▸ **Exercise brief**
Exactly reproduce each entry, leaving out nothing.

┌─ Provided information

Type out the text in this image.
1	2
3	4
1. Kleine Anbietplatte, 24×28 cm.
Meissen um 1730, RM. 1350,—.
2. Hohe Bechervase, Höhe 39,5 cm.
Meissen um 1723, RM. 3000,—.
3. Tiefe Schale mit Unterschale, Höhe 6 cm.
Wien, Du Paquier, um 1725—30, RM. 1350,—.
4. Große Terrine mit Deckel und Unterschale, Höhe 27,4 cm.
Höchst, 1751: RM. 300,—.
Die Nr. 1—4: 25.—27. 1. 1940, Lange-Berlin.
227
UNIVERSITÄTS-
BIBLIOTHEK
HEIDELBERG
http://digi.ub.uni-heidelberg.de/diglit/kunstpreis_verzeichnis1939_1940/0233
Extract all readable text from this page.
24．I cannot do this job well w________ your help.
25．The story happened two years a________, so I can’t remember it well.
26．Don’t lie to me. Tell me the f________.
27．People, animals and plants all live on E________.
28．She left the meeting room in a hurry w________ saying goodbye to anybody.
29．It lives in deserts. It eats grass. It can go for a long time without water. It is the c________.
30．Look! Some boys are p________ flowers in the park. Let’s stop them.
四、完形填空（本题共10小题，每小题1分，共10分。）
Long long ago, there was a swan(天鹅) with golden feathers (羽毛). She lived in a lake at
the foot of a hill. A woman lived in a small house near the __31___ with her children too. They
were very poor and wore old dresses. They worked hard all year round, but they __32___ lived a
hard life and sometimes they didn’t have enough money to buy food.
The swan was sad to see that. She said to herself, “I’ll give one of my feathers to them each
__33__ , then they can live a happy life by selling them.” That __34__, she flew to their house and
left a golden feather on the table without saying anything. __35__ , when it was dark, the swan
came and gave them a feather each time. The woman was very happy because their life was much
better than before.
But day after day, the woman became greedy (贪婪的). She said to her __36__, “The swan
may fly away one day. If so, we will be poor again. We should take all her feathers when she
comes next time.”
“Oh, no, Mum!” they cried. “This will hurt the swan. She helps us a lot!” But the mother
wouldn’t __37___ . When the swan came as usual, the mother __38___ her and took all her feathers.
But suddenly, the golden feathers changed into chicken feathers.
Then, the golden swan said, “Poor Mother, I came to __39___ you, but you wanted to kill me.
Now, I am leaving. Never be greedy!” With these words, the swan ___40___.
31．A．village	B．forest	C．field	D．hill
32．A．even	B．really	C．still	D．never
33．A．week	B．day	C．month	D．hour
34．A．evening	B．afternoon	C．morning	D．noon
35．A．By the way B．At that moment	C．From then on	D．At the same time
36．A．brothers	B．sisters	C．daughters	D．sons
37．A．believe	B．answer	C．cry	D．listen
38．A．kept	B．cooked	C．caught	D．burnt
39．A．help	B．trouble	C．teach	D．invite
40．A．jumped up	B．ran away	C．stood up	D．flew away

└─

▸ **Response below**
Type out the text in this image.
1	2
3	4
1. Kleine Anbietplatte, 24×28 cm.
Meissen um 1730, RM. 1350,—.
2. Hohe Bechervase, Höhe 39,5 cm.
Meissen um 1723, RM. 3000,—.
3. Tiefe Schale mit Unterschale, Höhe 6 cm.
Wien, Du Paquier, um 1725—30, RM. 1350,—.
4. Große Terrine mit Deckel und Unterschale, Höhe 27,4 cm.
Höchst, 1751: RM. 300,—.
Die Nr. 1—4: 25.—27. 1. 1940, Lange-Berlin.
227
UNIVERSITÄTS-
BIBLIOTHEK
HEIDELBERG
http://digi.ub.uni-heidelberg.de/diglit/kunstpreis_verzeichnis1939_1940/0233
Extract all readable text from this page.
24．I cannot do this job well w________ your help.
25．The story happened two years a________, so I can’t remember it well.
26．Don’t lie to me. Tell me the f________.
27．People, animals and plants all live on E________.
28．She left the meeting room in a hurry w________ saying goodbye to anybody.
29．It lives in deserts. It eats grass. It can go for a long time without water. It is the c________.
30．Look! Some boys are p________ flowers in the park. Let’s stop them.
四、完形填空（本题共10小题，每小题1分，共10分。）
Long long ago, there was a swan(天鹅) with golden feathers (羽毛). She lived in a lake at
the foot of a hill. A woman lived in a small house near the __31___ with her children too. They
were very poor and wore old dresses. They worked hard all year round, but they __32___ lived a
hard life and sometimes they didn’t have enough money to buy food.
The swan was sad to see that. She said to herself, “I’ll give one of my feathers to them each
__33__ , then they can live a happy life by selling them.” That __34__, she flew to their house and
left a golden feather on the table without saying anything. __35__ , when it was dark, the swan
came and gave them a feather each time. The woman was very happy because their life was much
better than before.
But day after day, the woman became greedy (贪婪的). She said to her __36__, “The swan
may fly away one day. If so, we will be poor again. We should take all her feathers when she
comes next time.”
“Oh, no, Mum!” they cried. “This will hurt the swan. She helps us a lot!” But the mother
wouldn’t __37___ . When the swan came as usual, the mother __38___ her and took all her feathers.
But suddenly, the golden feathers changed into chicken feathers.
Then, the golden swan said, “Poor Mother, I came to __39___ you, but you wanted to kill me.
Now, I am leaving. Never be greedy!” With these words, the swan ___40___.
31．A．village	B．forest	C．field	D．hill
32．A．even	B．really	C．still	D．never
33．A．week	B．day	C．month	D．hour
34．A．evening	B．afternoon	C．morning	D．noon
35．A．By the way B．At that moment	C．From then on	D．At the same time
36．A．brothers	B．sisters	C．daughters	D．sons
37．A．believe	B．answer	C．cry	D．listen
38．A．kept	B．cooked	C．caught	D．burnt
39．A．help	B．trouble	C．teach	D．invite
40．A．jumped up	B．ran away	C．stood up	D．flew away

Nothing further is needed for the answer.